● **GIVEN PROBLEM**:
Set each record down exactly, excluding all images.

● **TASK INPUT**:
>>
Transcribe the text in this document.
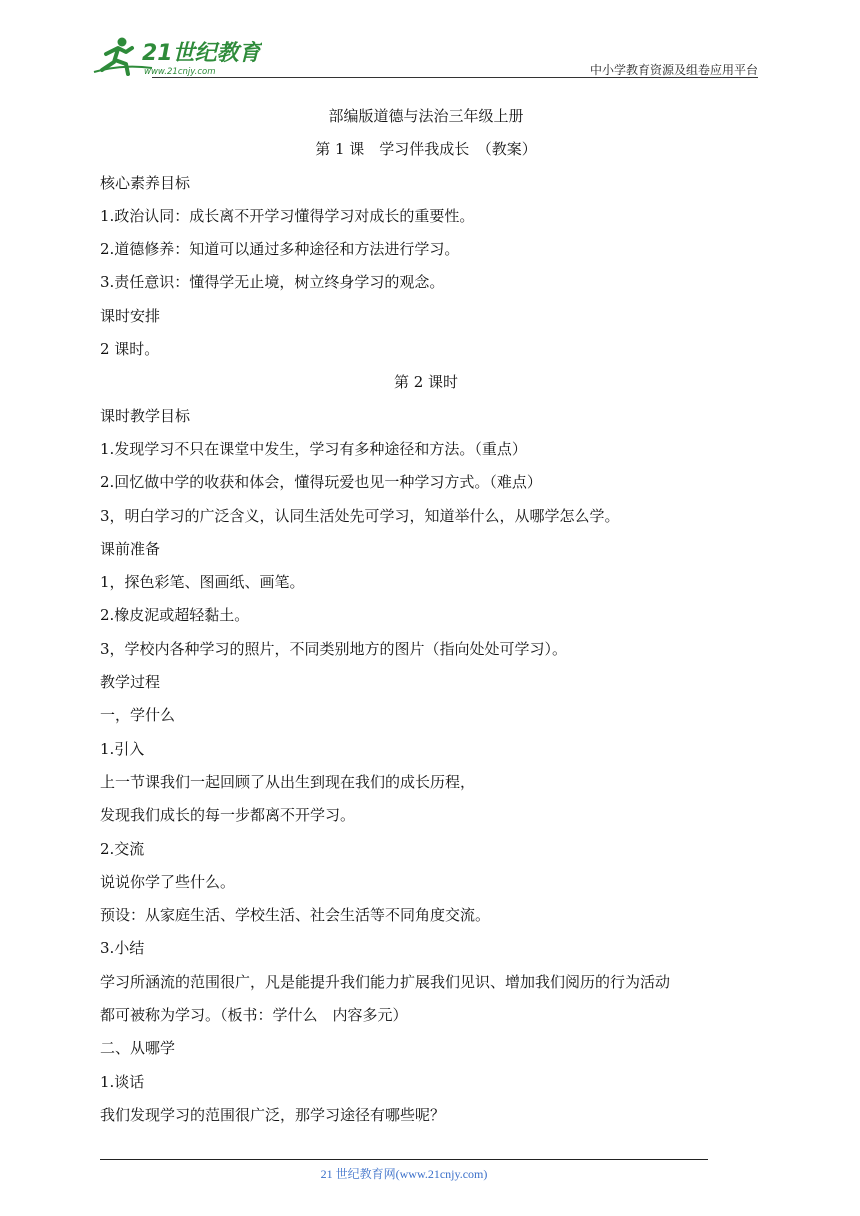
21世纪教育
www.21cnjy.com	中小学教育资源及组卷应用平台
部编版道德与法治三年级上册
第 1 课　学习伴我成长　（教案）
核心素养目标
1.政治认同：成长离不开学习懂得学习对成长的重要性。
2.道德修养：知道可以通过多种途径和方法进行学习。
3.责任意识：懂得学无止境，树立终身学习的观念。
课时安排
2 课时。
第 2 课时
课时教学目标
1.发现学习不只在课堂中发生，学习有多种途径和方法。（重点）
2.回忆做中学的收获和体会，懂得玩爱也见一种学习方式。（难点）
3，明白学习的广泛含义，认同生活处先可学习，知道举什么，从哪学怎么学。
课前准备
1，探色彩笔、图画纸、画笔。
2.橡皮泥或超轻黏土。
3，学校内各种学习的照片，不同类别地方的图片（指向处处可学习）。
教学过程
一，学什么
1.引入
上一节课我们一起回顾了从出生到现在我们的成长历程，
发现我们成长的每一步都离不开学习。
2.交流
说说你学了些什么。
预设：从家庭生活、学校生活、社会生活等不同角度交流。
3.小结
学习所涵流的范围很广，凡是能提升我们能力扩展我们见识、增加我们阅历的行为活动
都可被称为学习。（板书：学什么　内容多元）
二、从哪学
1.谈话
我们发现学习的范围很广泛，那学习途径有哪些呢？
21 世纪教育网(www.21cnjy.com)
<<
● **SOLUTION FOR THIS PROBLEM**:
Transcribe the text in this document.
21世纪教育
www.21cnjy.com	中小学教育资源及组卷应用平台
部编版道德与法治三年级上册
第 1 课　学习伴我成长　（教案）
核心素养目标
1.政治认同：成长离不开学习懂得学习对成长的重要性。
2.道德修养：知道可以通过多种途径和方法进行学习。
3.责任意识：懂得学无止境，树立终身学习的观念。
课时安排
2 课时。
第 2 课时
课时教学目标
1.发现学习不只在课堂中发生，学习有多种途径和方法。（重点）
2.回忆做中学的收获和体会，懂得玩爱也见一种学习方式。（难点）
3，明白学习的广泛含义，认同生活处先可学习，知道举什么，从哪学怎么学。
课前准备
1，探色彩笔、图画纸、画笔。
2.橡皮泥或超轻黏土。
3，学校内各种学习的照片，不同类别地方的图片（指向处处可学习）。
教学过程
一，学什么
1.引入
上一节课我们一起回顾了从出生到现在我们的成长历程，
发现我们成长的每一步都离不开学习。
2.交流
说说你学了些什么。
预设：从家庭生活、学校生活、社会生活等不同角度交流。
3.小结
学习所涵流的范围很广，凡是能提升我们能力扩展我们见识、增加我们阅历的行为活动
都可被称为学习。（板书：学什么　内容多元）
二、从哪学
1.谈话
我们发现学习的范围很广泛，那学习途径有哪些呢？
21 世纪教育网(www.21cnjy.com)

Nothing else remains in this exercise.